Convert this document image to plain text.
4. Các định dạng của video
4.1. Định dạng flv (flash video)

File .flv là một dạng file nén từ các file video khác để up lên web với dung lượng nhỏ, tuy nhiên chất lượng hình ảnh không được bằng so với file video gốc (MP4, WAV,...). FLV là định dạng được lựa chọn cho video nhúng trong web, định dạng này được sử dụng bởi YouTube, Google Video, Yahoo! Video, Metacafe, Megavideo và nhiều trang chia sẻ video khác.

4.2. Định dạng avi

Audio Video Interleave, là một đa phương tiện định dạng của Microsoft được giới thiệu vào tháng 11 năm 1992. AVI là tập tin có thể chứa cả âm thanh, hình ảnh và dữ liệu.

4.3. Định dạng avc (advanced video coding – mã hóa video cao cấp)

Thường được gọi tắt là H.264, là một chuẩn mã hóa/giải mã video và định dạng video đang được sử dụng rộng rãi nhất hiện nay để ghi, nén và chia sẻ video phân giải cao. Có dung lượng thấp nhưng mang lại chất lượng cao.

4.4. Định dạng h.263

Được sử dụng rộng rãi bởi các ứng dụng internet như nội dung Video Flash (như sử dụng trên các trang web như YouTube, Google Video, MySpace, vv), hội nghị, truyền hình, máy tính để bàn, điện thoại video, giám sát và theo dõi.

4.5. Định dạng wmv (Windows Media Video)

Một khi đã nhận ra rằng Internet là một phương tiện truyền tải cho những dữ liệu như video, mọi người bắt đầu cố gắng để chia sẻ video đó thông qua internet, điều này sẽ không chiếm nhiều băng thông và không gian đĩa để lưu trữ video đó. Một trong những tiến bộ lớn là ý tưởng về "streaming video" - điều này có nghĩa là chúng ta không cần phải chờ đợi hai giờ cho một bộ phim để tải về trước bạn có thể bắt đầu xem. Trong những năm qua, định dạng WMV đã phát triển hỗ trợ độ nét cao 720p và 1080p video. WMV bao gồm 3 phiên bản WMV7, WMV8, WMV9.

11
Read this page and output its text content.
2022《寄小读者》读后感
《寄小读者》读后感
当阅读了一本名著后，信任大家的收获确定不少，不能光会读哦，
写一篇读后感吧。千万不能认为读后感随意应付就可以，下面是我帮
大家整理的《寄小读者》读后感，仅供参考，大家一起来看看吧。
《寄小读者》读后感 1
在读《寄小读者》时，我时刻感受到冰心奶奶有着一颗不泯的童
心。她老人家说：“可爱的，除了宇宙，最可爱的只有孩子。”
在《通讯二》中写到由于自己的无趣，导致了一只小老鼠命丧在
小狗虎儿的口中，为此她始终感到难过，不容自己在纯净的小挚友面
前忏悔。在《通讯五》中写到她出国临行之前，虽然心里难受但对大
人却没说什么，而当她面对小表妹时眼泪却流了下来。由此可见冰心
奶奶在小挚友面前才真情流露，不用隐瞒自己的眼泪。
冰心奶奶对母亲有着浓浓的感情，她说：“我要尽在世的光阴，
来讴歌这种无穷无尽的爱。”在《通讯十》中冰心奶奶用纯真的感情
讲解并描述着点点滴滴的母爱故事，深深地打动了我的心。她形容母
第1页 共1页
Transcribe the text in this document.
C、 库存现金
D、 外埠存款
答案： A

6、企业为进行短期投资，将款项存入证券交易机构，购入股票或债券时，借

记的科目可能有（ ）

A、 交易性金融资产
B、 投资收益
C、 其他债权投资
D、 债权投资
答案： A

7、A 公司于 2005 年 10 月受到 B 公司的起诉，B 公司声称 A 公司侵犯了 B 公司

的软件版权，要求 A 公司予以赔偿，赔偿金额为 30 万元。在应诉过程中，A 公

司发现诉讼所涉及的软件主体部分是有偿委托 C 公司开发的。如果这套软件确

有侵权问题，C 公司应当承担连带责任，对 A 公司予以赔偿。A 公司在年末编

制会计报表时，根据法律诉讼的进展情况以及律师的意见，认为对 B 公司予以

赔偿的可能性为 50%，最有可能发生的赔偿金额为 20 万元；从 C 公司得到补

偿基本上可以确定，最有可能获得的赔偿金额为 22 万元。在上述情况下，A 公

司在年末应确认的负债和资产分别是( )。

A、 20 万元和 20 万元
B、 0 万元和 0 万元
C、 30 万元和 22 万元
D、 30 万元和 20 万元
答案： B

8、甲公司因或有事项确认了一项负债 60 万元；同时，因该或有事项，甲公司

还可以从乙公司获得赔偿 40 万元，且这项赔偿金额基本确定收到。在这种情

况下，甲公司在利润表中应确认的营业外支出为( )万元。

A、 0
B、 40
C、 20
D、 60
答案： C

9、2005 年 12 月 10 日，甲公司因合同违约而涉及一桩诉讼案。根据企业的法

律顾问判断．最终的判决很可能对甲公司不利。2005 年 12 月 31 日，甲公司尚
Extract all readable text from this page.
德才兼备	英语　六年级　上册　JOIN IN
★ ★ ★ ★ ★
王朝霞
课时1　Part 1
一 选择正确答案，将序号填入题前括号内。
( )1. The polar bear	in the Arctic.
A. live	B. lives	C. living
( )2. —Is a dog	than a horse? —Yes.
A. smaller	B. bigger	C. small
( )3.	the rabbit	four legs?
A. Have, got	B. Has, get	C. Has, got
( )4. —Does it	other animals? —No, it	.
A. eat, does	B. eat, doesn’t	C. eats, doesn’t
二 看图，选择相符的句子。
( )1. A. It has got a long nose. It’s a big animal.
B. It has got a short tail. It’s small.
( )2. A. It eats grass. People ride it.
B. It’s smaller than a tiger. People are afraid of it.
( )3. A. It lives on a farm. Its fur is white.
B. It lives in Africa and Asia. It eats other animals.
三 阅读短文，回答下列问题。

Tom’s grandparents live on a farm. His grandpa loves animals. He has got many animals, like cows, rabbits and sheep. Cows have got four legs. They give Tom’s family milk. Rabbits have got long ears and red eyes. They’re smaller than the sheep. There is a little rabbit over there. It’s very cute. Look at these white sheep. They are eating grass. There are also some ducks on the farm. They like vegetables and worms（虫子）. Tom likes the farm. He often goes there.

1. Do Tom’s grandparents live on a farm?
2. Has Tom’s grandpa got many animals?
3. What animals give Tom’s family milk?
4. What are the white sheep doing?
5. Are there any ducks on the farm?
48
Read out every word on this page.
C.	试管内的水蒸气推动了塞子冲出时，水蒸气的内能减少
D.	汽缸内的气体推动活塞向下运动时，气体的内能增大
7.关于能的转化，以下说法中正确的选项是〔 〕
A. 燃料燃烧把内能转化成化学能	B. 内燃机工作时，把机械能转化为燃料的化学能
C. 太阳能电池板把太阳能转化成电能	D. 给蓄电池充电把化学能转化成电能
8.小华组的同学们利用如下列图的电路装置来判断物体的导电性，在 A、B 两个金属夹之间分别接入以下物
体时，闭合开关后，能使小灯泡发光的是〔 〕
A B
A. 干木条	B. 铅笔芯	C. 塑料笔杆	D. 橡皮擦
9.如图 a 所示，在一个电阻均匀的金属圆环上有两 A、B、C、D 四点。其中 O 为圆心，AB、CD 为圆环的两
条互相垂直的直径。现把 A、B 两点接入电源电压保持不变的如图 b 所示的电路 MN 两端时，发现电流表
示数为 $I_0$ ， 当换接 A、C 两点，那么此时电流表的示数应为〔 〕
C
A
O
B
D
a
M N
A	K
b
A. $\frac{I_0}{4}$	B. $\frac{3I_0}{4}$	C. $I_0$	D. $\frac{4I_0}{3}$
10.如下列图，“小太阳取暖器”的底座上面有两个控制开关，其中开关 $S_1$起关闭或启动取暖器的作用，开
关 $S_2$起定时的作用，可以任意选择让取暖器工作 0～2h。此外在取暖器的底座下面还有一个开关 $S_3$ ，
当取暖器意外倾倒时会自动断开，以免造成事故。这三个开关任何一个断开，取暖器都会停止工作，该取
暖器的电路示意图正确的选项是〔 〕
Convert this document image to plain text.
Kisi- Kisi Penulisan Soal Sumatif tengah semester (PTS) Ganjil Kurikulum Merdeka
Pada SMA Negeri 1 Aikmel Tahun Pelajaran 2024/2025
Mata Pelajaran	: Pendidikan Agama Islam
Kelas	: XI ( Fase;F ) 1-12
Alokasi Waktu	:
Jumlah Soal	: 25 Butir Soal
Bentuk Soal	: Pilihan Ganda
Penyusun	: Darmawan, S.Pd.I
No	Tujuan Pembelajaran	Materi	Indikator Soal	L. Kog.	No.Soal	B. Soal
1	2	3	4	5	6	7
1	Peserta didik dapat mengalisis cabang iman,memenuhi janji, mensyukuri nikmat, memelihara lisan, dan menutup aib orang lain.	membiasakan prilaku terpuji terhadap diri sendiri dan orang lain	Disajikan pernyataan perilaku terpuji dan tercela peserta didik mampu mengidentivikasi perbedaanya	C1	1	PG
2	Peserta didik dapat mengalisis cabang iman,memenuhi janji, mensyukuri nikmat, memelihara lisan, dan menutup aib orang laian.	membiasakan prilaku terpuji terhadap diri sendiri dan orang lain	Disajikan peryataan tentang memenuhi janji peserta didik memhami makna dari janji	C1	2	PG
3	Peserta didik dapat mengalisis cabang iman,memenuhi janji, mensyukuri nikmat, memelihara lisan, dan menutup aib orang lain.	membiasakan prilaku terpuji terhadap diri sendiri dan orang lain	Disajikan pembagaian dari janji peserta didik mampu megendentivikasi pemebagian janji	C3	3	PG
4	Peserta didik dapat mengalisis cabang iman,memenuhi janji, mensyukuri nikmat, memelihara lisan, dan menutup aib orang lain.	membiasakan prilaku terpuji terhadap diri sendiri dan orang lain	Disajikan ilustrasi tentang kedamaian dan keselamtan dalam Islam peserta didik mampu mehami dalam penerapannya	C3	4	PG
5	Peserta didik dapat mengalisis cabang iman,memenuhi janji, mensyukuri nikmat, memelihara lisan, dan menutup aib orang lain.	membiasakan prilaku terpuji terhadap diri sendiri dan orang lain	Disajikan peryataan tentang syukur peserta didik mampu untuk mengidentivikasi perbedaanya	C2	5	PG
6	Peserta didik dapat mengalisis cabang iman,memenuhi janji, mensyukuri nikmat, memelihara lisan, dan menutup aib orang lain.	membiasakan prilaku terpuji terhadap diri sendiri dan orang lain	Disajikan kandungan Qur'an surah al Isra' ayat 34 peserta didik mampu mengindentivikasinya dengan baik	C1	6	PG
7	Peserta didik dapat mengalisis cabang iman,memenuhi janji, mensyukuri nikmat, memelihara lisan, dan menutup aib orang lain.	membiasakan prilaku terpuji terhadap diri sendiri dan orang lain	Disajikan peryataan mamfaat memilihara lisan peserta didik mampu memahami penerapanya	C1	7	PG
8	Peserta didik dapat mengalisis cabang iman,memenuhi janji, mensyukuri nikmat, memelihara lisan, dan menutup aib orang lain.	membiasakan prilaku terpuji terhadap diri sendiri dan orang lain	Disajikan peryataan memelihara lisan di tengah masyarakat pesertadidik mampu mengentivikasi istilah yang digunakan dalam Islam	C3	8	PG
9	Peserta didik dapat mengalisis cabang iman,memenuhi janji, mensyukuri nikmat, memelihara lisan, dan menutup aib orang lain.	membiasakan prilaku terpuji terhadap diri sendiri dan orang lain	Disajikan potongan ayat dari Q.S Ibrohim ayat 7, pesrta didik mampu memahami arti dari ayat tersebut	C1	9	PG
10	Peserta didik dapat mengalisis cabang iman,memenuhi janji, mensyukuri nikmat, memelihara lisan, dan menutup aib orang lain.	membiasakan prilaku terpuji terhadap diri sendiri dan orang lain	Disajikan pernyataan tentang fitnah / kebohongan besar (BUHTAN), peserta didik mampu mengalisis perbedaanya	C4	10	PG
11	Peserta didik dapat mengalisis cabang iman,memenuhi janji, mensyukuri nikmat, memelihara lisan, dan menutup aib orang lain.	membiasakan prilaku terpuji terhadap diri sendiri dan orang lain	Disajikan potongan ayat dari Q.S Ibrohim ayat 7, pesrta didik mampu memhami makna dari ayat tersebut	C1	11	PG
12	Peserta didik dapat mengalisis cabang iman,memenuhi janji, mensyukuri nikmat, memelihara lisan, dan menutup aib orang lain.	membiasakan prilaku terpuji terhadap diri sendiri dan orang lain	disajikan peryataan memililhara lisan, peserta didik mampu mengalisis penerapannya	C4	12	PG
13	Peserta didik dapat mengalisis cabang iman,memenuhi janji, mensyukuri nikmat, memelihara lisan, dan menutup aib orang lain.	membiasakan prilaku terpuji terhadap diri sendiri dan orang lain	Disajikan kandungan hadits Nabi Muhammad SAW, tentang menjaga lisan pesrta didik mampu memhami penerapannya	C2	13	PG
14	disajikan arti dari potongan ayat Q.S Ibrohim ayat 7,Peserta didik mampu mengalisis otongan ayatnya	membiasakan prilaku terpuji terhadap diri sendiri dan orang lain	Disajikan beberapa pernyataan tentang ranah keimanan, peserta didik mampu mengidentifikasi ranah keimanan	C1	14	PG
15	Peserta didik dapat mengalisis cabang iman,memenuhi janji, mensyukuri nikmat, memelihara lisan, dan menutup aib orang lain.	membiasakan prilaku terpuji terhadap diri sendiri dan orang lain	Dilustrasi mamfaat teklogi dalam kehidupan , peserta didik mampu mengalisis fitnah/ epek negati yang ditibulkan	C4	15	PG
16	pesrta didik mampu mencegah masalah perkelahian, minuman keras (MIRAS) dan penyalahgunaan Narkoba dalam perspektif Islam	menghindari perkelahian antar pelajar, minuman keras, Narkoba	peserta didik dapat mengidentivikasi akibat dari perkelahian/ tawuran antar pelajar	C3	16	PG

## Exercise description
Make a list of all lines in the data that contain "What".

## Solution
3. What animals give Tom’s family milk?
4. What are the white sheep doing?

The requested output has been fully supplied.